# [STATED GOAL]
Copy the data from its first line through the line holding "match-value-group: -65,709 ☠", inclusive, changing each "match-row" to "history-row" and leaving everything else unchanged.

%%

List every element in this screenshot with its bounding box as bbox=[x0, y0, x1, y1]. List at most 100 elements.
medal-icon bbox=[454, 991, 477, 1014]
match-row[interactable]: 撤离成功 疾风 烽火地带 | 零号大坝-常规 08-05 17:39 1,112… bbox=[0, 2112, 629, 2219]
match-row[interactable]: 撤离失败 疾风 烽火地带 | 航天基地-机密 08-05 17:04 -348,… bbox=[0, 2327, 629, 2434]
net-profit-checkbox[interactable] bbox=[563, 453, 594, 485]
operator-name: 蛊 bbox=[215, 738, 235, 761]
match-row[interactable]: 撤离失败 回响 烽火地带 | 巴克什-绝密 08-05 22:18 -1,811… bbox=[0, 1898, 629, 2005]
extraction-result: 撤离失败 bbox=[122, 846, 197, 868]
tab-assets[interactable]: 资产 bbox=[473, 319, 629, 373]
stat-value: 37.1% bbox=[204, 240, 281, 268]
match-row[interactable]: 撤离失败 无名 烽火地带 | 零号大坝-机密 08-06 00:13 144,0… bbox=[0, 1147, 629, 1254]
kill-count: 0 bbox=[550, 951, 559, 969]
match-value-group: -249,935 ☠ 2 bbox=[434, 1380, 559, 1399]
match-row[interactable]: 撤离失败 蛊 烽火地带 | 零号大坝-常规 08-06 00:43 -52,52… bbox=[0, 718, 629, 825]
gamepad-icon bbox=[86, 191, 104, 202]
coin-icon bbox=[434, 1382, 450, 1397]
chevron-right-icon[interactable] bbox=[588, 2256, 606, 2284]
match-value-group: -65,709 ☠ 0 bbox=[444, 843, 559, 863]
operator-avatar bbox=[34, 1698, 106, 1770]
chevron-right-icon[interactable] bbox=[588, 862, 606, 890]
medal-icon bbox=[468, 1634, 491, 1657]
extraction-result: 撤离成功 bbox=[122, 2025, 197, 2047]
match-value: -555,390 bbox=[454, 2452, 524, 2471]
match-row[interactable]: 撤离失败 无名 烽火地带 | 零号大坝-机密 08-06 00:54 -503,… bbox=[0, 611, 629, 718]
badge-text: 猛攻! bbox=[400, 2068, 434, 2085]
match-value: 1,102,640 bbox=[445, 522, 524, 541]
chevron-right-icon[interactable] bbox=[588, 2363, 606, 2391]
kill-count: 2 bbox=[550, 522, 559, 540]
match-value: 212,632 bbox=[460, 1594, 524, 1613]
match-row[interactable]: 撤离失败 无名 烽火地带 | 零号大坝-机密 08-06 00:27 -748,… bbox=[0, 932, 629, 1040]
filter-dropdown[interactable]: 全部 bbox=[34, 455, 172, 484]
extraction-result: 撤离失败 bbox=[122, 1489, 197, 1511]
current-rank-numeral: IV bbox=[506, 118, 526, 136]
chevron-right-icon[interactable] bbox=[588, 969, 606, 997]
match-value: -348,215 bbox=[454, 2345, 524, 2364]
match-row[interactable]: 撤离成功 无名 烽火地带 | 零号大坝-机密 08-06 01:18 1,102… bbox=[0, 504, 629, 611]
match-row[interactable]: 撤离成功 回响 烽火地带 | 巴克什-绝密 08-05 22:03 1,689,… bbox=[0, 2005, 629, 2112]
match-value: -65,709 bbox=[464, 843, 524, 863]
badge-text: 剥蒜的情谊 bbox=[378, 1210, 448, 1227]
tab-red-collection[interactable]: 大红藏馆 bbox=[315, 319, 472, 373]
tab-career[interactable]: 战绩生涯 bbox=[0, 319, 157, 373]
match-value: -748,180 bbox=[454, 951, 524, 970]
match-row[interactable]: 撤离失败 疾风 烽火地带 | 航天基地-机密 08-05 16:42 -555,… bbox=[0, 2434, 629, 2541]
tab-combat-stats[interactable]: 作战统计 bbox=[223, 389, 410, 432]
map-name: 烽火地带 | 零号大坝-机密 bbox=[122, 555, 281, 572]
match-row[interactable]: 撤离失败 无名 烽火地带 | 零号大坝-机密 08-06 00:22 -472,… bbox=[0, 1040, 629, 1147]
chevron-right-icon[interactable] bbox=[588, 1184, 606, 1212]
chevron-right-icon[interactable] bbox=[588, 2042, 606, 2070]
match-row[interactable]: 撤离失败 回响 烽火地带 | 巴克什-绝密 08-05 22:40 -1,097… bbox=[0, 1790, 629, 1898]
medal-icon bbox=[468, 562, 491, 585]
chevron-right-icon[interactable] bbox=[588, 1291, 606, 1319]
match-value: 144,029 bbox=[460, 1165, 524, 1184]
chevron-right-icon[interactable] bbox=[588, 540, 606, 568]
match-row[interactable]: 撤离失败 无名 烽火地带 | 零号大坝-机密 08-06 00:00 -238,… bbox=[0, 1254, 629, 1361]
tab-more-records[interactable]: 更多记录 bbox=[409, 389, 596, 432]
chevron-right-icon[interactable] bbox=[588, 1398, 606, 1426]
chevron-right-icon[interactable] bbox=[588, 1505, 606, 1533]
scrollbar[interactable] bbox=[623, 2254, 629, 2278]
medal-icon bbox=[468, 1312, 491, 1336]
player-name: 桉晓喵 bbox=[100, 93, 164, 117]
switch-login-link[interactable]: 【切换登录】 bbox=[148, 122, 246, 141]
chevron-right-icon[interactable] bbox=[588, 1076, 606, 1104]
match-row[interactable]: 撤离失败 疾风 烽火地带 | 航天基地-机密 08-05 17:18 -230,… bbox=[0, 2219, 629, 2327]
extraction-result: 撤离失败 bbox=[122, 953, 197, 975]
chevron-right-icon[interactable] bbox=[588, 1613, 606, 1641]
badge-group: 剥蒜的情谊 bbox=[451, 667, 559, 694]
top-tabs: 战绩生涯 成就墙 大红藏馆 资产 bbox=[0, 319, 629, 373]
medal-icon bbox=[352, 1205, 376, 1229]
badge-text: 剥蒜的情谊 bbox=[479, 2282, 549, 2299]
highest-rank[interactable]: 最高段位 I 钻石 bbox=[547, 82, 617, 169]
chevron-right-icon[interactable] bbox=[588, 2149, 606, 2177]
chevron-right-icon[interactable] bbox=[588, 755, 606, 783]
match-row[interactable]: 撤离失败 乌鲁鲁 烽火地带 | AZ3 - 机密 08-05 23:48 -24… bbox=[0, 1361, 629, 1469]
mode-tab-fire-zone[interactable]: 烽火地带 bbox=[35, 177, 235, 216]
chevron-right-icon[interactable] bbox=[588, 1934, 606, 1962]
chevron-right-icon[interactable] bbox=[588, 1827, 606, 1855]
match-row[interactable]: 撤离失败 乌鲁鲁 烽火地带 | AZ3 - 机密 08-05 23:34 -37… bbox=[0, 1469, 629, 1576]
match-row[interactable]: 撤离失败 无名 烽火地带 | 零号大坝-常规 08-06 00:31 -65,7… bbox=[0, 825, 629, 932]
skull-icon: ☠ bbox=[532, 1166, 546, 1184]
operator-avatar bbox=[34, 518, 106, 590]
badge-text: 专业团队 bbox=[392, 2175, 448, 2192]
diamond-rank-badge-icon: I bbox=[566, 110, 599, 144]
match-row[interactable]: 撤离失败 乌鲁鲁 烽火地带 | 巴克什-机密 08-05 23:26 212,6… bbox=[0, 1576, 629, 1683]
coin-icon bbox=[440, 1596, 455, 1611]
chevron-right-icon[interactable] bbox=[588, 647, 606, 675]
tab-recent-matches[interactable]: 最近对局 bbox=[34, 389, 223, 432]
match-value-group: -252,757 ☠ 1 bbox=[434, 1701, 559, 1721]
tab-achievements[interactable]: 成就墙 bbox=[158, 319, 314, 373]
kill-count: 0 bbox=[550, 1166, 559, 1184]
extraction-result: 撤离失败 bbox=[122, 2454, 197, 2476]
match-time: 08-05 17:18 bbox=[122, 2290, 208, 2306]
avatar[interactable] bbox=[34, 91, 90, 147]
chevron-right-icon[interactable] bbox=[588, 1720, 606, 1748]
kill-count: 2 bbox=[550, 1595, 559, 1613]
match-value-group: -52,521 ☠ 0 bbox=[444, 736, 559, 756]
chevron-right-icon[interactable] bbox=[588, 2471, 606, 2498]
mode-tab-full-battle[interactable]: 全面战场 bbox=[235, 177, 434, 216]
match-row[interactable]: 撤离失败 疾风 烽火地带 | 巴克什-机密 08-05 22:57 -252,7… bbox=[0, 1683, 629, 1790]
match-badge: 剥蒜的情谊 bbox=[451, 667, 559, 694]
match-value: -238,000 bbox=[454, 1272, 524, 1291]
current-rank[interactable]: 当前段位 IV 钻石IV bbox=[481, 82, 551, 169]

%%

# [EXERCISE SOLUTION]
List every element in this screenshot with its bounding box as bbox=[x0, y0, x1, y1]. List at most 100 elements.
medal-icon bbox=[454, 991, 477, 1014]
history-row[interactable]: 撤离成功 疾风 烽火地带 | 零号大坝-常规 08-05 17:39 1,112… bbox=[0, 2112, 629, 2219]
history-row[interactable]: 撤离失败 疾风 烽火地带 | 航天基地-机密 08-05 17:04 -348,… bbox=[0, 2327, 629, 2434]
net-profit-checkbox[interactable] bbox=[563, 453, 594, 485]
operator-name: 蛊 bbox=[215, 738, 235, 761]
history-row[interactable]: 撤离失败 回响 烽火地带 | 巴克什-绝密 08-05 22:18 -1,811… bbox=[0, 1898, 629, 2005]
extraction-result: 撤离失败 bbox=[122, 846, 197, 868]
tab-assets[interactable]: 资产 bbox=[473, 319, 629, 373]
stat-value: 37.1% bbox=[204, 240, 281, 268]
history-row[interactable]: 撤离失败 无名 烽火地带 | 零号大坝-机密 08-06 00:13 144,0… bbox=[0, 1147, 629, 1254]
kill-count: 0 bbox=[550, 951, 559, 969]
match-value-group: -249,935 ☠ 2 bbox=[434, 1380, 559, 1399]
history-row[interactable]: 撤离失败 蛊 烽火地带 | 零号大坝-常规 08-06 00:43 -52,52… bbox=[0, 718, 629, 825]
gamepad-icon bbox=[86, 191, 104, 202]
coin-icon bbox=[434, 1382, 450, 1397]
chevron-right-icon[interactable] bbox=[588, 2256, 606, 2284]
match-value-group: -65,709 ☠ 0 bbox=[444, 843, 559, 863]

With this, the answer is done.